*RECORD LIST*
#####

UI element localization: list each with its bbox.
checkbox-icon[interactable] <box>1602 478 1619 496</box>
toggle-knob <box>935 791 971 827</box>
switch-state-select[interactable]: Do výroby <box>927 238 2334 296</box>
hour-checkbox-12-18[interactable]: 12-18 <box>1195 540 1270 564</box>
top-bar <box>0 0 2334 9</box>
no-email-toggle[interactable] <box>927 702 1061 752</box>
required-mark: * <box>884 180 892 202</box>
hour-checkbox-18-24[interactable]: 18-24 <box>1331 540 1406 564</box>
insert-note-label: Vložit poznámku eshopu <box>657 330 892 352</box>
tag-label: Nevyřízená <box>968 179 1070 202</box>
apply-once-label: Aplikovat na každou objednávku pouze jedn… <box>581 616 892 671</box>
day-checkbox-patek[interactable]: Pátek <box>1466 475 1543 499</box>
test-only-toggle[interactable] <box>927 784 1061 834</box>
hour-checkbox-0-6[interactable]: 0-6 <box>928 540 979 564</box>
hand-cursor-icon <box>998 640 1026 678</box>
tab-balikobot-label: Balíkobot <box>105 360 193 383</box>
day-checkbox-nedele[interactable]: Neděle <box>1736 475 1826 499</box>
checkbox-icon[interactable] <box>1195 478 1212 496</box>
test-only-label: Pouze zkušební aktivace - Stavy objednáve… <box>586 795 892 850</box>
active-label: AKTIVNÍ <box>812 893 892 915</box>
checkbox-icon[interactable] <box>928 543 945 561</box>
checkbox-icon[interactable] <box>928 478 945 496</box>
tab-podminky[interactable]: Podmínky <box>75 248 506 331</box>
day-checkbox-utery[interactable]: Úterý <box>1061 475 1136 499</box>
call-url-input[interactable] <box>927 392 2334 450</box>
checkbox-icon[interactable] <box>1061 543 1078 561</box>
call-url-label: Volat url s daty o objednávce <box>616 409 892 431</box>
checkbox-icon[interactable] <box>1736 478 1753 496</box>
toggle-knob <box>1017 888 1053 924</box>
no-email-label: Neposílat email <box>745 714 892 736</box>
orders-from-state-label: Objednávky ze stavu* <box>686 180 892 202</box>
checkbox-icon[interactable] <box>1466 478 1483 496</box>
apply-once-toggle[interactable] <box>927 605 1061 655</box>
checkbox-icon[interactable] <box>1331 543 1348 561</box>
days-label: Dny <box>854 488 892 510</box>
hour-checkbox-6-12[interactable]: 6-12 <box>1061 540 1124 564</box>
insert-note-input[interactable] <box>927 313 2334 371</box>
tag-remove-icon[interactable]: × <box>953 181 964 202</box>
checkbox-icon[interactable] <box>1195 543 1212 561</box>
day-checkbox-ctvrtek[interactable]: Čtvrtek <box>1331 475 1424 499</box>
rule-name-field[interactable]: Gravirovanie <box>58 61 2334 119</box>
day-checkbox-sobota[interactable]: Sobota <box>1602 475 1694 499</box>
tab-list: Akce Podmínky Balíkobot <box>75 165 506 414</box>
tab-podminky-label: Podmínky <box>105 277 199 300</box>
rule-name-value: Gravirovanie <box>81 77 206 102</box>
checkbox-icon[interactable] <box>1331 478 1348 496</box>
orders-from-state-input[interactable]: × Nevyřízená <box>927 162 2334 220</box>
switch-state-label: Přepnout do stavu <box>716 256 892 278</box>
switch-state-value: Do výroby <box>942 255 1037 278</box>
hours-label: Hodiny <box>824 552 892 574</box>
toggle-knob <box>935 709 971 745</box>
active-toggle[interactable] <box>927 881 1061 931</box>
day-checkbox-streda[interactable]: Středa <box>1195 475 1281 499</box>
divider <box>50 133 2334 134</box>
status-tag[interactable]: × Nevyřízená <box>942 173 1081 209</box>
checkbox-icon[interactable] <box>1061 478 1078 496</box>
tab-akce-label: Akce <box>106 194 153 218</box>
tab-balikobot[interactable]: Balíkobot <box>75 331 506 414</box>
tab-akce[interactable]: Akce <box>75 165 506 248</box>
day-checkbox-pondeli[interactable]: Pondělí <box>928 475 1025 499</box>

#####

*EXERCISE REQUIREMENTS*
Copy out every one of the rows above without changing anything.

*PROBLEM SOLUTION*
UI element localization: list each with its bbox.
checkbox-icon[interactable] <box>1602 478 1619 496</box>
toggle-knob <box>935 791 971 827</box>
switch-state-select[interactable]: Do výroby <box>927 238 2334 296</box>
hour-checkbox-12-18[interactable]: 12-18 <box>1195 540 1270 564</box>
top-bar <box>0 0 2334 9</box>
no-email-toggle[interactable] <box>927 702 1061 752</box>
required-mark: * <box>884 180 892 202</box>
hour-checkbox-18-24[interactable]: 18-24 <box>1331 540 1406 564</box>
insert-note-label: Vložit poznámku eshopu <box>657 330 892 352</box>
tag-label: Nevyřízená <box>968 179 1070 202</box>
apply-once-label: Aplikovat na každou objednávku pouze jedn… <box>581 616 892 671</box>
day-checkbox-patek[interactable]: Pátek <box>1466 475 1543 499</box>
test-only-toggle[interactable] <box>927 784 1061 834</box>
hour-checkbox-0-6[interactable]: 0-6 <box>928 540 979 564</box>
hand-cursor-icon <box>998 640 1026 678</box>
tab-balikobot-label: Balíkobot <box>105 360 193 383</box>
day-checkbox-nedele[interactable]: Neděle <box>1736 475 1826 499</box>
checkbox-icon[interactable] <box>1195 478 1212 496</box>
test-only-label: Pouze zkušební aktivace - Stavy objednáve… <box>586 795 892 850</box>
active-label: AKTIVNÍ <box>812 893 892 915</box>
checkbox-icon[interactable] <box>928 543 945 561</box>
checkbox-icon[interactable] <box>928 478 945 496</box>
tab-podminky[interactable]: Podmínky <box>75 248 506 331</box>
day-checkbox-utery[interactable]: Úterý <box>1061 475 1136 499</box>
call-url-input[interactable] <box>927 392 2334 450</box>
checkbox-icon[interactable] <box>1061 543 1078 561</box>
call-url-label: Volat url s daty o objednávce <box>616 409 892 431</box>
checkbox-icon[interactable] <box>1736 478 1753 496</box>
toggle-knob <box>1017 888 1053 924</box>
no-email-label: Neposílat email <box>745 714 892 736</box>
orders-from-state-label: Objednávky ze stavu* <box>686 180 892 202</box>
checkbox-icon[interactable] <box>1466 478 1483 496</box>
apply-once-toggle[interactable] <box>927 605 1061 655</box>
checkbox-icon[interactable] <box>1331 543 1348 561</box>
days-label: Dny <box>854 488 892 510</box>
hour-checkbox-6-12[interactable]: 6-12 <box>1061 540 1124 564</box>
insert-note-input[interactable] <box>927 313 2334 371</box>
tag-remove-icon[interactable]: × <box>953 181 964 202</box>
checkbox-icon[interactable] <box>1195 543 1212 561</box>
day-checkbox-ctvrtek[interactable]: Čtvrtek <box>1331 475 1424 499</box>
rule-name-field[interactable]: Gravirovanie <box>58 61 2334 119</box>
day-checkbox-sobota[interactable]: Sobota <box>1602 475 1694 499</box>
tab-list: Akce Podmínky Balíkobot <box>75 165 506 414</box>
tab-podminky-label: Podmínky <box>105 277 199 300</box>
rule-name-value: Gravirovanie <box>81 77 206 102</box>
checkbox-icon[interactable] <box>1331 478 1348 496</box>
orders-from-state-input[interactable]: × Nevyřízená <box>927 162 2334 220</box>
switch-state-label: Přepnout do stavu <box>716 256 892 278</box>
switch-state-value: Do výroby <box>942 255 1037 278</box>
hours-label: Hodiny <box>824 552 892 574</box>
toggle-knob <box>935 709 971 745</box>
active-toggle[interactable] <box>927 881 1061 931</box>
day-checkbox-streda[interactable]: Středa <box>1195 475 1281 499</box>
divider <box>50 133 2334 134</box>
status-tag[interactable]: × Nevyřízená <box>942 173 1081 209</box>
checkbox-icon[interactable] <box>1061 478 1078 496</box>
tab-akce-label: Akce <box>106 194 153 218</box>
tab-balikobot[interactable]: Balíkobot <box>75 331 506 414</box>
tab-akce[interactable]: Akce <box>75 165 506 248</box>
day-checkbox-pondeli[interactable]: Pondělí <box>928 475 1025 499</box>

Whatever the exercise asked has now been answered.